■ What you will do: Exclude the pictures and return every line exactly as written.

+++ Exercise material

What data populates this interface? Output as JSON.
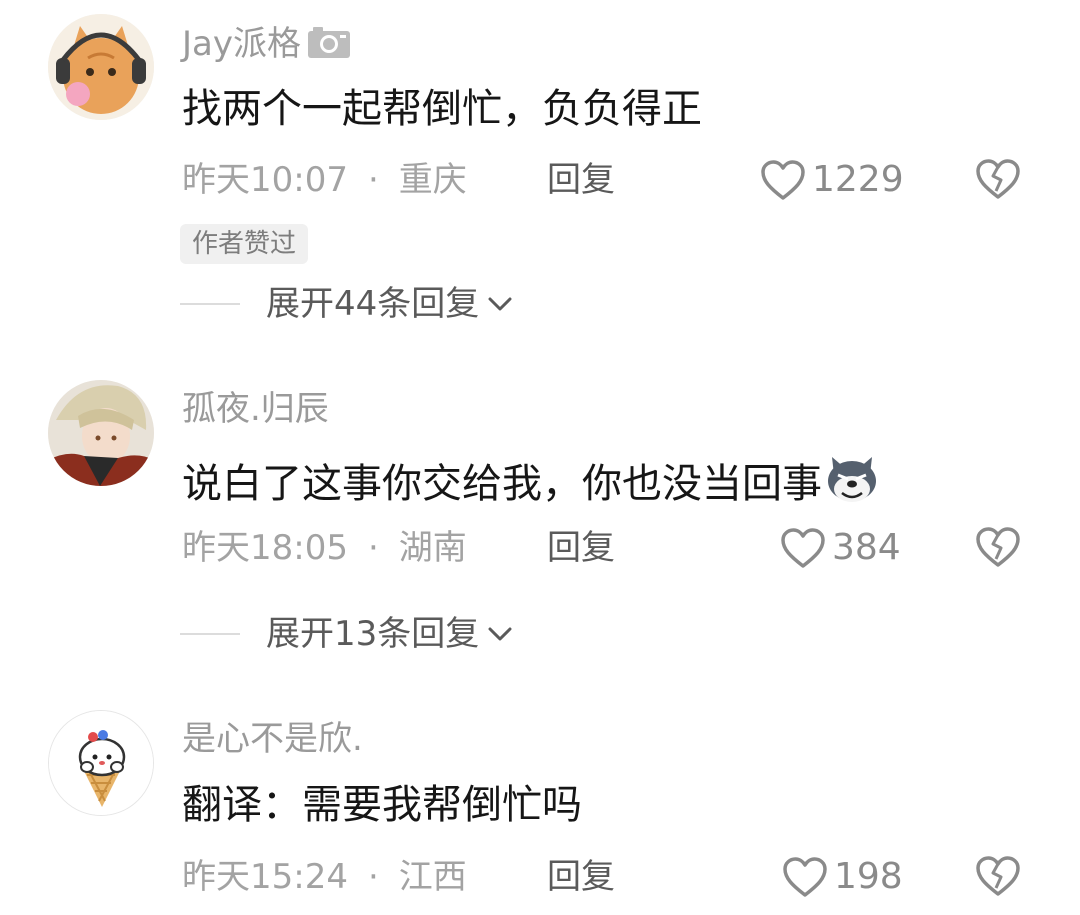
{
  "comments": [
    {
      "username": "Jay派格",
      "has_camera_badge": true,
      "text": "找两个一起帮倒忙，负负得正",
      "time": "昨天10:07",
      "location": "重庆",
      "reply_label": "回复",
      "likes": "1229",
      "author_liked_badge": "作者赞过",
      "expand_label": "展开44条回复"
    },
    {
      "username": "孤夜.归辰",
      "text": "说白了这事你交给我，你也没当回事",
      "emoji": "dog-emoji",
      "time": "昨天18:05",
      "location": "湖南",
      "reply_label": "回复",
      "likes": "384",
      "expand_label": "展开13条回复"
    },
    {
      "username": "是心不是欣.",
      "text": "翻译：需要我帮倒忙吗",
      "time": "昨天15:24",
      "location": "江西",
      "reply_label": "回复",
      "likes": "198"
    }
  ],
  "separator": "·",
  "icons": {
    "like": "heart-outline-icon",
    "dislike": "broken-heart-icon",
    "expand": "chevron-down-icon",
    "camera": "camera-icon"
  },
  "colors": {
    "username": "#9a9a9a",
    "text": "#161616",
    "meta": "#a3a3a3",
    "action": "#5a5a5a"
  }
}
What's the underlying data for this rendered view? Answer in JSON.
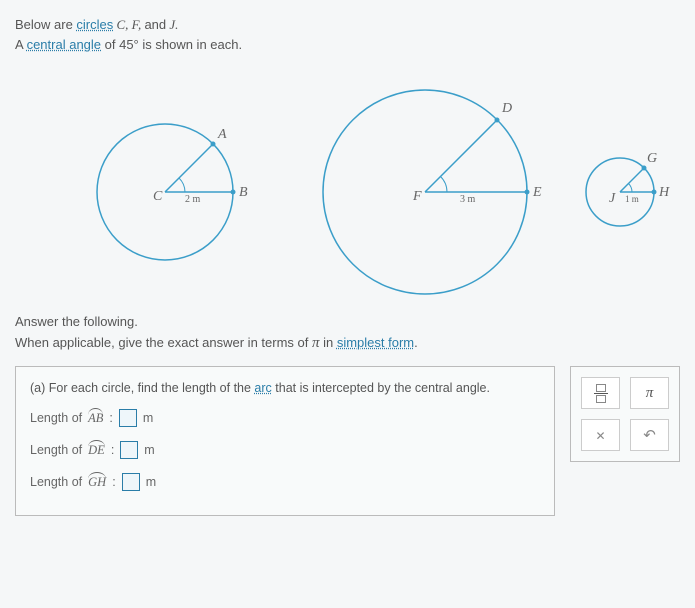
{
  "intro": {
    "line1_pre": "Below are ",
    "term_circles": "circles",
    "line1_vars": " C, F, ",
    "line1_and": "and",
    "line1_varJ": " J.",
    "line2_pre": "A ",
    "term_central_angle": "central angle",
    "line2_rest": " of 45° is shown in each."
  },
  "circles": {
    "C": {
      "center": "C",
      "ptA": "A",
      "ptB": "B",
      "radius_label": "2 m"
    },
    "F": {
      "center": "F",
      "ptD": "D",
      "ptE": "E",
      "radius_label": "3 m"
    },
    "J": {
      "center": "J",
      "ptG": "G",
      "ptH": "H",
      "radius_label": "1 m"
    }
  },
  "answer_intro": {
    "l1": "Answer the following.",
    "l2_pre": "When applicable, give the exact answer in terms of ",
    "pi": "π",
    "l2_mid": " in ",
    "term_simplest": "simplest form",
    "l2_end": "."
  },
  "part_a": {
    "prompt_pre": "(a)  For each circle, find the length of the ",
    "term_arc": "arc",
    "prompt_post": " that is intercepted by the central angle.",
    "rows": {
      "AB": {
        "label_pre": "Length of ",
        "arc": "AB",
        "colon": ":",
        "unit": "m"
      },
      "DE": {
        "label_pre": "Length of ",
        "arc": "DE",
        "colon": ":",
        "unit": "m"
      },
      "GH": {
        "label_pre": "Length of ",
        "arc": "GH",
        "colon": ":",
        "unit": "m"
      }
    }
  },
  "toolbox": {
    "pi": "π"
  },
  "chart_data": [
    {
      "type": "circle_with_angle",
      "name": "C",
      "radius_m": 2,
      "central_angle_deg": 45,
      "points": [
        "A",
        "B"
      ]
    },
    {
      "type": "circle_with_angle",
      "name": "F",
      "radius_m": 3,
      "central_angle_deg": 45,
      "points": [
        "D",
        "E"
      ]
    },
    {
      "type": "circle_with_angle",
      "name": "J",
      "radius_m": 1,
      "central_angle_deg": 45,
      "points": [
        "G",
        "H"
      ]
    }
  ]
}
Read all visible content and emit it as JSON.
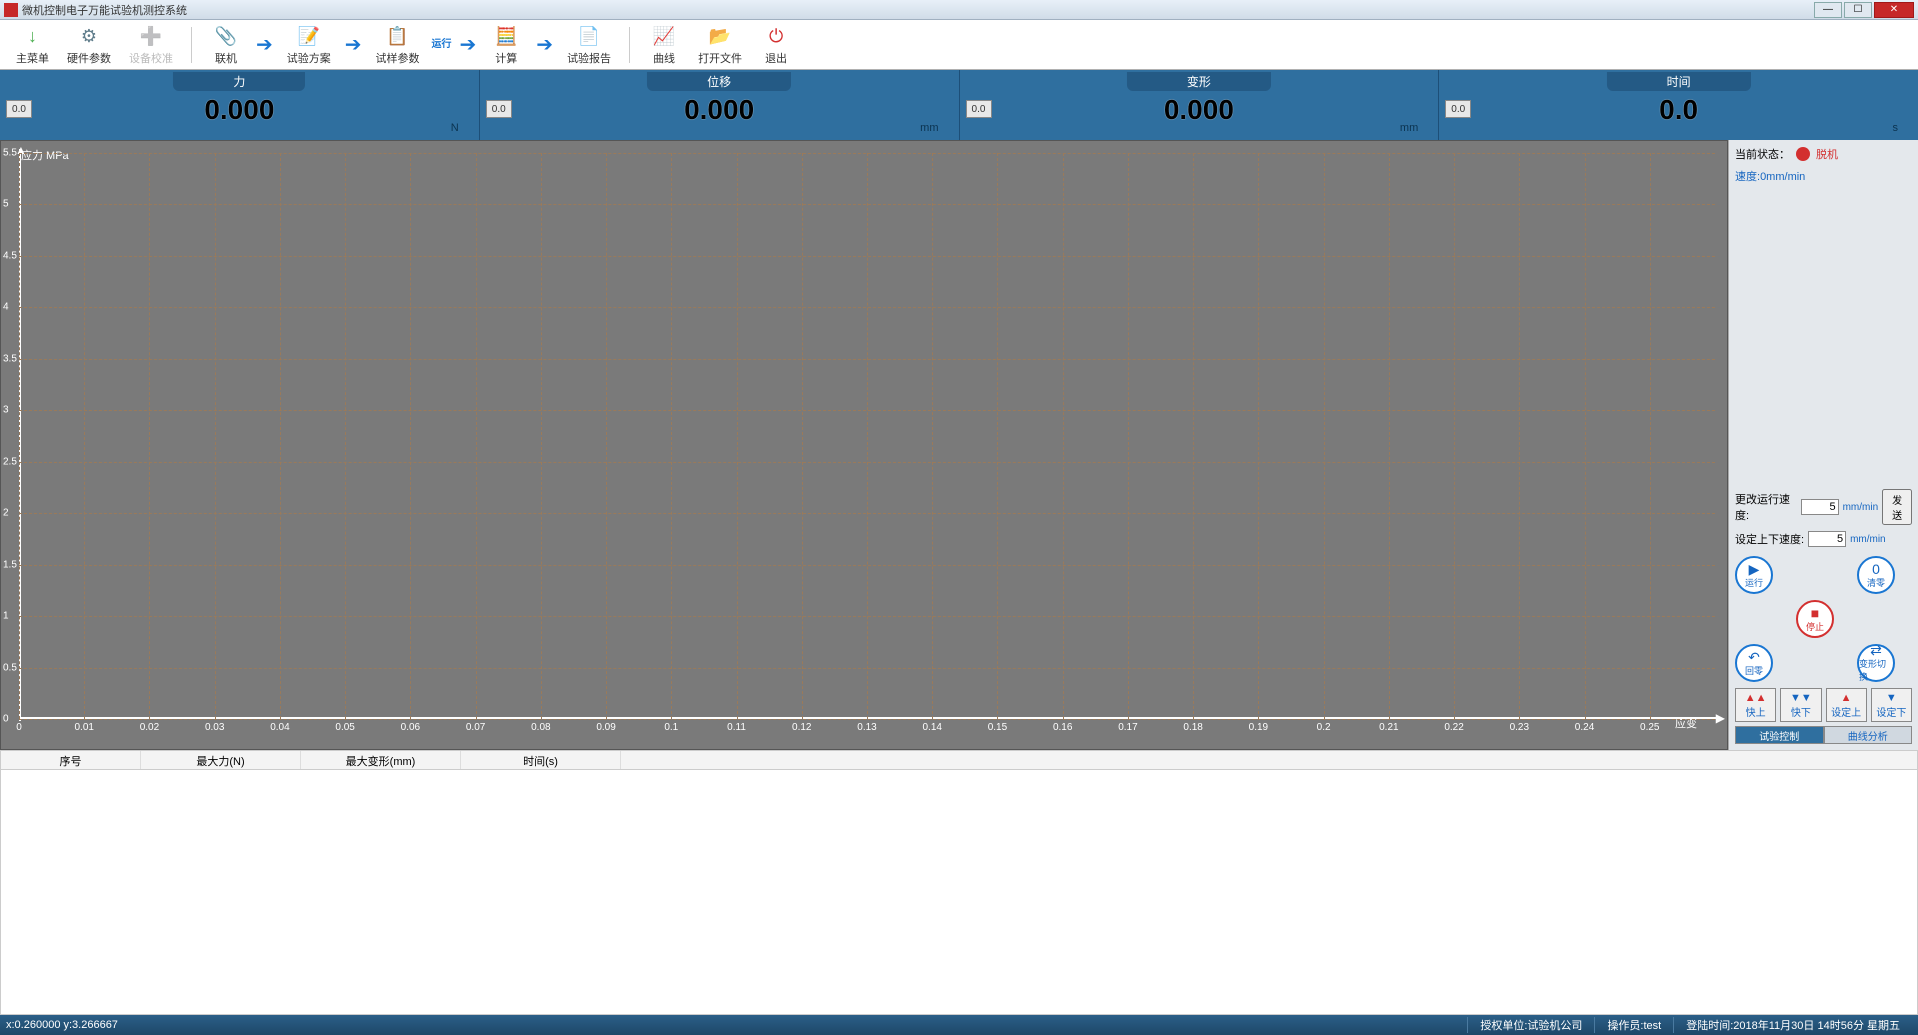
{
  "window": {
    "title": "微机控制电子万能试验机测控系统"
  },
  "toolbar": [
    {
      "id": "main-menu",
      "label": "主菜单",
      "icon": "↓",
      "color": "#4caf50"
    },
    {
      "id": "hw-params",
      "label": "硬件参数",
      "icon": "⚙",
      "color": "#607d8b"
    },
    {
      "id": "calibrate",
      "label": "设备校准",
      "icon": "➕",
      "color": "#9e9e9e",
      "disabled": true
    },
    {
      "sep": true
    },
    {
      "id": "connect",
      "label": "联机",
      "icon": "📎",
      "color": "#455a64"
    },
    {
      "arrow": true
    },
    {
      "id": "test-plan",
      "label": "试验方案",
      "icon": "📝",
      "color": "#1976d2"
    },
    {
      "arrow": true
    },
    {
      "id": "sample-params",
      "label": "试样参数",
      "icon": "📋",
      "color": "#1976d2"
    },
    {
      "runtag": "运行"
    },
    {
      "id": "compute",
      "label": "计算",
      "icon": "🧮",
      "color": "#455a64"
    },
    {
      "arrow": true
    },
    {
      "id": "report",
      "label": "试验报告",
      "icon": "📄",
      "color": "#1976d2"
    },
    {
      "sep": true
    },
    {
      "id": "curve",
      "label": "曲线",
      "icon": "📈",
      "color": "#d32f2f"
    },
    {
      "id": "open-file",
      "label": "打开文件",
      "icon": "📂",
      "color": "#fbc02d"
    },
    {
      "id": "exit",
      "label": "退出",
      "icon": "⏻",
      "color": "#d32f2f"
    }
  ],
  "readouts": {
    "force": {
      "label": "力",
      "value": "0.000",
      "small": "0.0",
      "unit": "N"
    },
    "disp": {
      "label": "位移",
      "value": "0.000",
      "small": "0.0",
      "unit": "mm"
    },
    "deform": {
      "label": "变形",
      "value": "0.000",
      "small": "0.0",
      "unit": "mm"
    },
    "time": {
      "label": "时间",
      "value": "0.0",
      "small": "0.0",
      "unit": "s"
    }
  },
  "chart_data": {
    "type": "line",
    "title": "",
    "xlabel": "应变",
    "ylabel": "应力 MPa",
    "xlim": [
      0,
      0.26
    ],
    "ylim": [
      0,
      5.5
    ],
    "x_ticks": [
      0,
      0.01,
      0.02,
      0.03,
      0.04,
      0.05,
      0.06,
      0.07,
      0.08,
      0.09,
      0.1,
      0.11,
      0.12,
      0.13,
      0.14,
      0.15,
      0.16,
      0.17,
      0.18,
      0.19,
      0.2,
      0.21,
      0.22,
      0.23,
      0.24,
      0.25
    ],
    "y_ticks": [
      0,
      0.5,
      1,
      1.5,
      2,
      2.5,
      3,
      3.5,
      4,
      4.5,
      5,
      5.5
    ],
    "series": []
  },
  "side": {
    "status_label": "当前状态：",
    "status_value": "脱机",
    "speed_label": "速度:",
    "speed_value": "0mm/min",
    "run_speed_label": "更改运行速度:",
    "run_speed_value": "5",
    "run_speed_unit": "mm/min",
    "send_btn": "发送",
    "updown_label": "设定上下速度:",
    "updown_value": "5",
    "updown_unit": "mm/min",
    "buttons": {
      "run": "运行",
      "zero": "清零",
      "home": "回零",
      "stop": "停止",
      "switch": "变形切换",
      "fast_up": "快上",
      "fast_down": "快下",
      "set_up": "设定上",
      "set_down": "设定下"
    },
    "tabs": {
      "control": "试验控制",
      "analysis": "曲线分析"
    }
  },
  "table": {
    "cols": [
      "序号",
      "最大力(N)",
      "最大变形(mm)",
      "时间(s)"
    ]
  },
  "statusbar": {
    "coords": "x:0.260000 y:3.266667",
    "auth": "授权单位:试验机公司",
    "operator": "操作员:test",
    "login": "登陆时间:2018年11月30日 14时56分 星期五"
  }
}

++++++

■ The solution:
What data populates this interface? Output as JSON.
{
  "comments": [
    {
      "username": "Jay派格",
      "has_camera_badge": true,
      "text": "找两个一起帮倒忙，负负得正",
      "time": "昨天10:07",
      "location": "重庆",
      "reply_label": "回复",
      "likes": "1229",
      "author_liked_badge": "作者赞过",
      "expand_label": "展开44条回复"
    },
    {
      "username": "孤夜.归辰",
      "text": "说白了这事你交给我，你也没当回事",
      "emoji": "dog-emoji",
      "time": "昨天18:05",
      "location": "湖南",
      "reply_label": "回复",
      "likes": "384",
      "expand_label": "展开13条回复"
    },
    {
      "username": "是心不是欣.",
      "text": "翻译：需要我帮倒忙吗",
      "time": "昨天15:24",
      "location": "江西",
      "reply_label": "回复",
      "likes": "198"
    }
  ],
  "separator": "·",
  "icons": {
    "like": "heart-outline-icon",
    "dislike": "broken-heart-icon",
    "expand": "chevron-down-icon",
    "camera": "camera-icon"
  },
  "colors": {
    "username": "#9a9a9a",
    "text": "#161616",
    "meta": "#a3a3a3",
    "action": "#5a5a5a"
  }
}
What's the underlying data for this rendered view? Answer in JSON.
{
  "intro": {
    "line1_pre": "Below are ",
    "term_circles": "circles",
    "line1_vars": " C, F, ",
    "line1_and": "and",
    "line1_varJ": " J.",
    "line2_pre": "A ",
    "term_central_angle": "central angle",
    "line2_rest": " of 45° is shown in each."
  },
  "circles": {
    "C": {
      "center": "C",
      "ptA": "A",
      "ptB": "B",
      "radius_label": "2 m"
    },
    "F": {
      "center": "F",
      "ptD": "D",
      "ptE": "E",
      "radius_label": "3 m"
    },
    "J": {
      "center": "J",
      "ptG": "G",
      "ptH": "H",
      "radius_label": "1 m"
    }
  },
  "answer_intro": {
    "l1": "Answer the following.",
    "l2_pre": "When applicable, give the exact answer in terms of ",
    "pi": "π",
    "l2_mid": " in ",
    "term_simplest": "simplest form",
    "l2_end": "."
  },
  "part_a": {
    "prompt_pre": "(a)  For each circle, find the length of the ",
    "term_arc": "arc",
    "prompt_post": " that is intercepted by the central angle.",
    "rows": {
      "AB": {
        "label_pre": "Length of ",
        "arc": "AB",
        "colon": ":",
        "unit": "m"
      },
      "DE": {
        "label_pre": "Length of ",
        "arc": "DE",
        "colon": ":",
        "unit": "m"
      },
      "GH": {
        "label_pre": "Length of ",
        "arc": "GH",
        "colon": ":",
        "unit": "m"
      }
    }
  },
  "toolbox": {
    "pi": "π"
  },
  "chart_data": [
    {
      "type": "circle_with_angle",
      "name": "C",
      "radius_m": 2,
      "central_angle_deg": 45,
      "points": [
        "A",
        "B"
      ]
    },
    {
      "type": "circle_with_angle",
      "name": "F",
      "radius_m": 3,
      "central_angle_deg": 45,
      "points": [
        "D",
        "E"
      ]
    },
    {
      "type": "circle_with_angle",
      "name": "J",
      "radius_m": 1,
      "central_angle_deg": 45,
      "points": [
        "G",
        "H"
      ]
    }
  ]
}
Read all visible content and emit it as JSON.
{
  "window": {
    "title": "微机控制电子万能试验机测控系统"
  },
  "toolbar": [
    {
      "id": "main-menu",
      "label": "主菜单",
      "icon": "↓",
      "color": "#4caf50"
    },
    {
      "id": "hw-params",
      "label": "硬件参数",
      "icon": "⚙",
      "color": "#607d8b"
    },
    {
      "id": "calibrate",
      "label": "设备校准",
      "icon": "➕",
      "color": "#9e9e9e",
      "disabled": true
    },
    {
      "sep": true
    },
    {
      "id": "connect",
      "label": "联机",
      "icon": "📎",
      "color": "#455a64"
    },
    {
      "arrow": true
    },
    {
      "id": "test-plan",
      "label": "试验方案",
      "icon": "📝",
      "color": "#1976d2"
    },
    {
      "arrow": true
    },
    {
      "id": "sample-params",
      "label": "试样参数",
      "icon": "📋",
      "color": "#1976d2"
    },
    {
      "runtag": "运行"
    },
    {
      "id": "compute",
      "label": "计算",
      "icon": "🧮",
      "color": "#455a64"
    },
    {
      "arrow": true
    },
    {
      "id": "report",
      "label": "试验报告",
      "icon": "📄",
      "color": "#1976d2"
    },
    {
      "sep": true
    },
    {
      "id": "curve",
      "label": "曲线",
      "icon": "📈",
      "color": "#d32f2f"
    },
    {
      "id": "open-file",
      "label": "打开文件",
      "icon": "📂",
      "color": "#fbc02d"
    },
    {
      "id": "exit",
      "label": "退出",
      "icon": "⏻",
      "color": "#d32f2f"
    }
  ],
  "readouts": {
    "force": {
      "label": "力",
      "value": "0.000",
      "small": "0.0",
      "unit": "N"
    },
    "disp": {
      "label": "位移",
      "value": "0.000",
      "small": "0.0",
      "unit": "mm"
    },
    "deform": {
      "label": "变形",
      "value": "0.000",
      "small": "0.0",
      "unit": "mm"
    },
    "time": {
      "label": "时间",
      "value": "0.0",
      "small": "0.0",
      "unit": "s"
    }
  },
  "chart_data": {
    "type": "line",
    "title": "",
    "xlabel": "应变",
    "ylabel": "应力 MPa",
    "xlim": [
      0,
      0.26
    ],
    "ylim": [
      0,
      5.5
    ],
    "x_ticks": [
      0,
      0.01,
      0.02,
      0.03,
      0.04,
      0.05,
      0.06,
      0.07,
      0.08,
      0.09,
      0.1,
      0.11,
      0.12,
      0.13,
      0.14,
      0.15,
      0.16,
      0.17,
      0.18,
      0.19,
      0.2,
      0.21,
      0.22,
      0.23,
      0.24,
      0.25
    ],
    "y_ticks": [
      0,
      0.5,
      1,
      1.5,
      2,
      2.5,
      3,
      3.5,
      4,
      4.5,
      5,
      5.5
    ],
    "series": []
  },
  "side": {
    "status_label": "当前状态：",
    "status_value": "脱机",
    "speed_label": "速度:",
    "speed_value": "0mm/min",
    "run_speed_label": "更改运行速度:",
    "run_speed_value": "5",
    "run_speed_unit": "mm/min",
    "send_btn": "发送",
    "updown_label": "设定上下速度:",
    "updown_value": "5",
    "updown_unit": "mm/min",
    "buttons": {
      "run": "运行",
      "zero": "清零",
      "home": "回零",
      "stop": "停止",
      "switch": "变形切换",
      "fast_up": "快上",
      "fast_down": "快下",
      "set_up": "设定上",
      "set_down": "设定下"
    },
    "tabs": {
      "control": "试验控制",
      "analysis": "曲线分析"
    }
  },
  "table": {
    "cols": [
      "序号",
      "最大力(N)",
      "最大变形(mm)",
      "时间(s)"
    ]
  },
  "statusbar": {
    "coords": "x:0.260000 y:3.266667",
    "auth": "授权单位:试验机公司",
    "operator": "操作员:test",
    "login": "登陆时间:2018年11月30日 14时56分 星期五"
  }
}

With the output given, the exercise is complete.